-- BEGIN Information given --
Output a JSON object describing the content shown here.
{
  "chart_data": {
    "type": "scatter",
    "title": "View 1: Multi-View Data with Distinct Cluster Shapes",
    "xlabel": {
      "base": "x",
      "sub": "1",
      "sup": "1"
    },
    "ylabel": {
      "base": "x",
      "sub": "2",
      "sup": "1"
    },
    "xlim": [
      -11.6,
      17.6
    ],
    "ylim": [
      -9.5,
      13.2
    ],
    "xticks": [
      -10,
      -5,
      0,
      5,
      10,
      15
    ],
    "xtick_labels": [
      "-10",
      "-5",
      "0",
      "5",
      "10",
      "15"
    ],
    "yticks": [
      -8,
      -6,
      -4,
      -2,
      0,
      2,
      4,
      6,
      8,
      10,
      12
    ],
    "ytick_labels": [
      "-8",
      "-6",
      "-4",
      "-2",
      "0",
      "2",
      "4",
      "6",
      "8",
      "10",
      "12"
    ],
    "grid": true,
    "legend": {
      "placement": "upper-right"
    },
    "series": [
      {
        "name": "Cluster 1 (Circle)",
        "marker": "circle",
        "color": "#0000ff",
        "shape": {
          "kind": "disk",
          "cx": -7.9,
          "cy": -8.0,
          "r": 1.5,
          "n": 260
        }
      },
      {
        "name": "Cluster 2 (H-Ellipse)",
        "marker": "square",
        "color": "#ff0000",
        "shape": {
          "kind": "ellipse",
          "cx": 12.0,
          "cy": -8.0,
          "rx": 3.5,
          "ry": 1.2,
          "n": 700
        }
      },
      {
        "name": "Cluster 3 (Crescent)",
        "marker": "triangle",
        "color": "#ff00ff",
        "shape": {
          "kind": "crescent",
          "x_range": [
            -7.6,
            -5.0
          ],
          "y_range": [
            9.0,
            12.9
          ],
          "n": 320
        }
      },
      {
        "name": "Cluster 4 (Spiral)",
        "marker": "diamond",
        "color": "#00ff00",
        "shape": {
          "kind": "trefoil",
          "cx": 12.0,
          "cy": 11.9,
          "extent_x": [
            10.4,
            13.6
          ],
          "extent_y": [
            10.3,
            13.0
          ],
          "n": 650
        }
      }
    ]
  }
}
-- END Information given --
### Job
List the lines that contain the word "kind".

### The solution
          "kind": "disk",
          "kind": "ellipse",
          "kind": "crescent",
          "kind": "trefoil",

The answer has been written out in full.